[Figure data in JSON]
-- start --
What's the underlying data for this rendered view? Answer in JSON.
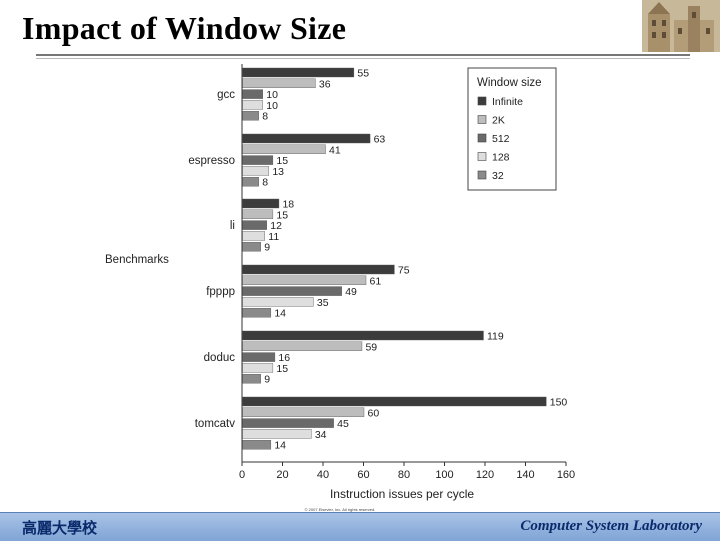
{
  "slide": {
    "title": "Impact of Window Size",
    "footer_left": "高麗大學校",
    "footer_right": "Computer System Laboratory"
  },
  "copyright": "© 2007 Elsevier, Inc. All rights reserved.",
  "colors": {
    "Infinite": "#3c3c3c",
    "2K": "#bdbdbd",
    "512": "#6a6a6a",
    "128": "#dedede",
    "32": "#8a8a8a"
  },
  "chart_data": {
    "type": "bar",
    "orientation": "horizontal",
    "title": "",
    "xlabel": "Instruction issues per cycle",
    "ylabel": "Benchmarks",
    "xlim": [
      0,
      160
    ],
    "xticks": [
      "0",
      "20",
      "40",
      "60",
      "80",
      "100",
      "120",
      "140",
      "160"
    ],
    "legend_title": "Window size",
    "legend_position": "top-right",
    "categories": [
      "gcc",
      "espresso",
      "li",
      "fpppp",
      "doduc",
      "tomcatv"
    ],
    "series": [
      {
        "name": "Infinite",
        "values": [
          55,
          63,
          18,
          75,
          119,
          150
        ]
      },
      {
        "name": "2K",
        "values": [
          36,
          41,
          15,
          61,
          59,
          60
        ]
      },
      {
        "name": "512",
        "values": [
          10,
          15,
          12,
          49,
          16,
          45
        ]
      },
      {
        "name": "128",
        "values": [
          10,
          13,
          11,
          35,
          15,
          34
        ]
      },
      {
        "name": "32",
        "values": [
          8,
          8,
          9,
          14,
          9,
          14
        ]
      }
    ]
  }
}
-- end --
### Requirement:
Please repeat the entries exactly. Do not include the pictures.

### Reply:
What's the underlying data for this rendered view? Answer in JSON.
{
  "slide": {
    "title": "Impact of Window Size",
    "footer_left": "高麗大學校",
    "footer_right": "Computer System Laboratory"
  },
  "copyright": "© 2007 Elsevier, Inc. All rights reserved.",
  "colors": {
    "Infinite": "#3c3c3c",
    "2K": "#bdbdbd",
    "512": "#6a6a6a",
    "128": "#dedede",
    "32": "#8a8a8a"
  },
  "chart_data": {
    "type": "bar",
    "orientation": "horizontal",
    "title": "",
    "xlabel": "Instruction issues per cycle",
    "ylabel": "Benchmarks",
    "xlim": [
      0,
      160
    ],
    "xticks": [
      "0",
      "20",
      "40",
      "60",
      "80",
      "100",
      "120",
      "140",
      "160"
    ],
    "legend_title": "Window size",
    "legend_position": "top-right",
    "categories": [
      "gcc",
      "espresso",
      "li",
      "fpppp",
      "doduc",
      "tomcatv"
    ],
    "series": [
      {
        "name": "Infinite",
        "values": [
          55,
          63,
          18,
          75,
          119,
          150
        ]
      },
      {
        "name": "2K",
        "values": [
          36,
          41,
          15,
          61,
          59,
          60
        ]
      },
      {
        "name": "512",
        "values": [
          10,
          15,
          12,
          49,
          16,
          45
        ]
      },
      {
        "name": "128",
        "values": [
          10,
          13,
          11,
          35,
          15,
          34
        ]
      },
      {
        "name": "32",
        "values": [
          8,
          8,
          9,
          14,
          9,
          14
        ]
      }
    ]
  }
}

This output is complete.